*GIVEN PROBLEM*: Identify and pull out each line of the entries in which "проблема" occurs.

** Begin RECORDS TO USE **

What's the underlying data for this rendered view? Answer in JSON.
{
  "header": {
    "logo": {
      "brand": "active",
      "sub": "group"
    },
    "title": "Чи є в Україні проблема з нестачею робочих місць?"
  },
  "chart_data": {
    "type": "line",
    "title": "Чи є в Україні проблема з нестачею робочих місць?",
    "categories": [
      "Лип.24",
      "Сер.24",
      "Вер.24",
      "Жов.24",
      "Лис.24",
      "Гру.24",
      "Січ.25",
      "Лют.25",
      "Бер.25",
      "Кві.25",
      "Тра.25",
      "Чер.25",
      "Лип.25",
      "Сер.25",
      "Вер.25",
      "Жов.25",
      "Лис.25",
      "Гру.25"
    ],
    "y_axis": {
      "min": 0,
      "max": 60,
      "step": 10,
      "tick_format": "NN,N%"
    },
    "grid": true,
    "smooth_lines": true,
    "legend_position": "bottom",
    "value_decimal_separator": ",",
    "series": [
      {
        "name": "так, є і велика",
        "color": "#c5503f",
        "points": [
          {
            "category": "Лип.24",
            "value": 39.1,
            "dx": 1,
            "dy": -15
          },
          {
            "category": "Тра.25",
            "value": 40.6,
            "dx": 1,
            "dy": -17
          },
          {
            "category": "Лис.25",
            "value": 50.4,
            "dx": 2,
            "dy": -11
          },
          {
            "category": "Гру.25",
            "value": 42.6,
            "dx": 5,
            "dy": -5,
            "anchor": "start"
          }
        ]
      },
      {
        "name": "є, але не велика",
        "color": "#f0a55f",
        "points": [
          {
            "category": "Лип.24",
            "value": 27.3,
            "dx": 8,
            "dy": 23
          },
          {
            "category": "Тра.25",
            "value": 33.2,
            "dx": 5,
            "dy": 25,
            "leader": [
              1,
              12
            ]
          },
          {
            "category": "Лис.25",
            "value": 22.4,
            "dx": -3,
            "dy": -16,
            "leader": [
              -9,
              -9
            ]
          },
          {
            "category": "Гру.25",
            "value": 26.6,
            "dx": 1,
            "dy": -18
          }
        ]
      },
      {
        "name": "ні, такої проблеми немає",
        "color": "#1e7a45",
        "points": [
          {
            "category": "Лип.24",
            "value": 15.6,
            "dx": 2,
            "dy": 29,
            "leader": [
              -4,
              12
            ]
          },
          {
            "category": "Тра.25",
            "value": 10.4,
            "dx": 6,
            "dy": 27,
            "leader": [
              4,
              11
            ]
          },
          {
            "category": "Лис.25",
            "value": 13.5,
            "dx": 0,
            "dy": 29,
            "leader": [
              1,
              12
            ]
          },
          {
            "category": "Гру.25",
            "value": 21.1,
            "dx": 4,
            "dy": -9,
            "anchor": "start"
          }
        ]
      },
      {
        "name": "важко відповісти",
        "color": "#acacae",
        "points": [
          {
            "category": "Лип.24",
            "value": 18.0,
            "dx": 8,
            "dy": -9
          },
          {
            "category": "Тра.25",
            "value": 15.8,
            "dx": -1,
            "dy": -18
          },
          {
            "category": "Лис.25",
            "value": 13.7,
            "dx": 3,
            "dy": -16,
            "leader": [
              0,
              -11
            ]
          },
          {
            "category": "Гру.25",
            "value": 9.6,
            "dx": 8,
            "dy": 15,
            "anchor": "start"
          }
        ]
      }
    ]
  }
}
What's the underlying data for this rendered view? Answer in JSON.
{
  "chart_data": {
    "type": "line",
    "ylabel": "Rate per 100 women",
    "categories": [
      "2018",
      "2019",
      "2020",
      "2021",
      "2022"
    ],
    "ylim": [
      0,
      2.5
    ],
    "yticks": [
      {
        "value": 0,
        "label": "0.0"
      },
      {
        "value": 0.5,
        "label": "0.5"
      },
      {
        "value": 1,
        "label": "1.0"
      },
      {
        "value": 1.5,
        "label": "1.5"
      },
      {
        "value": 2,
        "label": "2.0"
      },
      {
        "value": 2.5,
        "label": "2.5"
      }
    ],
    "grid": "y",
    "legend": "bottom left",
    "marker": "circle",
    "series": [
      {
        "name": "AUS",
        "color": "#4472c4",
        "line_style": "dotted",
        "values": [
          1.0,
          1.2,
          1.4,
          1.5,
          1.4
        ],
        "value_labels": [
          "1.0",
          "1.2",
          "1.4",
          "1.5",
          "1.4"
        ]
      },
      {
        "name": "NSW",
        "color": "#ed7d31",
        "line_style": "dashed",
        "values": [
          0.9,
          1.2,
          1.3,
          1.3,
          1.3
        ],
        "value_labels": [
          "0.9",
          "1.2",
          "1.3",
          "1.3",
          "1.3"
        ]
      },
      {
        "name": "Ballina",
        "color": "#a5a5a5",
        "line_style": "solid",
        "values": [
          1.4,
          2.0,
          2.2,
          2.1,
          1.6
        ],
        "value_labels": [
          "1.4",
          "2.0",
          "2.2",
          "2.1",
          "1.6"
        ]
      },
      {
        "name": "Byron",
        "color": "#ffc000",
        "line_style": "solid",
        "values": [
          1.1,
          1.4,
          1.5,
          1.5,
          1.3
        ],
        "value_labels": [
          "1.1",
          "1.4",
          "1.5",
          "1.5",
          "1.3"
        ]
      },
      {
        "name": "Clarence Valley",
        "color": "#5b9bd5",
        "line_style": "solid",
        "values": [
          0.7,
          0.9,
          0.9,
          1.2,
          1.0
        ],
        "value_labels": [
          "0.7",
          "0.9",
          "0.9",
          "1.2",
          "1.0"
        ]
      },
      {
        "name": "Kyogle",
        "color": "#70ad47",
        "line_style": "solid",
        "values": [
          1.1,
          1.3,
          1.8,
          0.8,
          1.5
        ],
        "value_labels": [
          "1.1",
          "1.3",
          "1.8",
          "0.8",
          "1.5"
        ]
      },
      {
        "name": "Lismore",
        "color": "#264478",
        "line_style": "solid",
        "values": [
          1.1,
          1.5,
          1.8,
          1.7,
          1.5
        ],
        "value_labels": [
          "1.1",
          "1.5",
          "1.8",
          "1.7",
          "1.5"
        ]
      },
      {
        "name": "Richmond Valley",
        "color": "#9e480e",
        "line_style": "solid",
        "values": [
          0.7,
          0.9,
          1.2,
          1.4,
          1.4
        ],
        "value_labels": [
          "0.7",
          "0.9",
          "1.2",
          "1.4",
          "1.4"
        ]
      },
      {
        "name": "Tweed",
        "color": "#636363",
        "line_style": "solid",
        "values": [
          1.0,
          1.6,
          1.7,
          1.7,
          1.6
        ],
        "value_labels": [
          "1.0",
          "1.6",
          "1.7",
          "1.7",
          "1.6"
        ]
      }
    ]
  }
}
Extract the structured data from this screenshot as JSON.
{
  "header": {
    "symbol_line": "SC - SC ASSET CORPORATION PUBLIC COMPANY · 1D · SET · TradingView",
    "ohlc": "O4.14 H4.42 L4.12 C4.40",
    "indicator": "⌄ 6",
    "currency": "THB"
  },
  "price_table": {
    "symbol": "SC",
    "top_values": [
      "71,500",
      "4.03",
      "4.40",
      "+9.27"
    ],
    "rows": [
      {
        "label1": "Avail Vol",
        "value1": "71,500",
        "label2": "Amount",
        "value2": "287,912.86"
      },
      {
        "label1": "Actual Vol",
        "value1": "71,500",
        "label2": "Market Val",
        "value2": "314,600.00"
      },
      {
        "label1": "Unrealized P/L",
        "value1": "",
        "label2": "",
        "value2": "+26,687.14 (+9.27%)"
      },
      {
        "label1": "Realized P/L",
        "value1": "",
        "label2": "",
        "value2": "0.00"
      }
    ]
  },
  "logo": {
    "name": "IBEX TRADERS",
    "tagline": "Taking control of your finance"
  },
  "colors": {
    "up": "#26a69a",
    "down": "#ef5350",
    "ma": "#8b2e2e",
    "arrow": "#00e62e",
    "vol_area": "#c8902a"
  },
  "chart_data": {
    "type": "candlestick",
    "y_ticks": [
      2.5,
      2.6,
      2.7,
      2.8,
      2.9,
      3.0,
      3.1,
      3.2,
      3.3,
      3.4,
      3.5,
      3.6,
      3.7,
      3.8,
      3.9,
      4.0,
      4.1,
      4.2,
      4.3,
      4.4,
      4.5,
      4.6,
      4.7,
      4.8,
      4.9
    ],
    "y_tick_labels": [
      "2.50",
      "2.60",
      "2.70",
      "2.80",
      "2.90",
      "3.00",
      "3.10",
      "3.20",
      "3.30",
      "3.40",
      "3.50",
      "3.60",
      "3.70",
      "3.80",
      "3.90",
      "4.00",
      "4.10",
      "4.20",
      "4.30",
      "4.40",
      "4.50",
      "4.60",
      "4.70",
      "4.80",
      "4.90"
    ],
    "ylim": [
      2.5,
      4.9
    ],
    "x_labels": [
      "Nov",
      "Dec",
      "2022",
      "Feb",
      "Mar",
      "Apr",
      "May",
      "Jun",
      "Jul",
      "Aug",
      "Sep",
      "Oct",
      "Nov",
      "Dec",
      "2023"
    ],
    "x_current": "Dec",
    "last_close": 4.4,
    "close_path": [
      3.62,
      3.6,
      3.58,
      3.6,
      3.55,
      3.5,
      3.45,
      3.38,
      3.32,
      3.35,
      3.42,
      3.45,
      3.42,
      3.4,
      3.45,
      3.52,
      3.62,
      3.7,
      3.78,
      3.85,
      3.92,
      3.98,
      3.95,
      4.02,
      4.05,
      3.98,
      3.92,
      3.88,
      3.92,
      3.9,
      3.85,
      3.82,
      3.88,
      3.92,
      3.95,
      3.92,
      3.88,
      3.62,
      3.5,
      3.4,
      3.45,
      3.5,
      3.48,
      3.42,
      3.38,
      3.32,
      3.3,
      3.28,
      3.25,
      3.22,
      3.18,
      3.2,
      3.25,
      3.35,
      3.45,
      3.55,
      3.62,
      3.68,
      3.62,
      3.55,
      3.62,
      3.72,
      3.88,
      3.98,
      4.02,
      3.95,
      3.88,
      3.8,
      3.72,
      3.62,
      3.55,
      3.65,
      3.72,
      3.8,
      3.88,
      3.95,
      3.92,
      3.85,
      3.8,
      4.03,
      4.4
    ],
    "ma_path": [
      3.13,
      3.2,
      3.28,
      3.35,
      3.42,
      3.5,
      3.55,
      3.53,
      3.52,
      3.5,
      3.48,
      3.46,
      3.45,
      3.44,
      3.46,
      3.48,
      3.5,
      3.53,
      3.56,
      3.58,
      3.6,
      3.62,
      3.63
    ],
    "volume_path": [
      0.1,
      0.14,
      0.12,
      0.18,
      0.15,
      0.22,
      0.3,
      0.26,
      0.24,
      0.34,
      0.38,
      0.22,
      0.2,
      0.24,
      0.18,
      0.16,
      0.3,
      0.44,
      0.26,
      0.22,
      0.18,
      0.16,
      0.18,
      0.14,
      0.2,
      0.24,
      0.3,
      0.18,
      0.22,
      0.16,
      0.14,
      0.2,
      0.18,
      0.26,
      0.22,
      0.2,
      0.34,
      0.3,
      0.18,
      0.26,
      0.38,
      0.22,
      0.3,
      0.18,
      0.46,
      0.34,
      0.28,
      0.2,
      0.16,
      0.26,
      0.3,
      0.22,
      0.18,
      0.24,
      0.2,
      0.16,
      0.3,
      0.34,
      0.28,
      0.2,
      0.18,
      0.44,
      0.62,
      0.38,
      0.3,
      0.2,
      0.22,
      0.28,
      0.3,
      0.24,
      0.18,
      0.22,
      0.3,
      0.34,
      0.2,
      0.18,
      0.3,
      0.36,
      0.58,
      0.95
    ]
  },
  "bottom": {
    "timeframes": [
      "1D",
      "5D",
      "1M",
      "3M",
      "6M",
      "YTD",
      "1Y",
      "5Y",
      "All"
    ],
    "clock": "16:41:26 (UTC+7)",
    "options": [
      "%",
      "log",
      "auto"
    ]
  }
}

** End RECORDS TO USE **

*FULL SOLUTION*:
    "title": "Чи є в Україні проблема з нестачею робочих місць?"
    "title": "Чи є в Україні проблема з нестачею робочих місць?",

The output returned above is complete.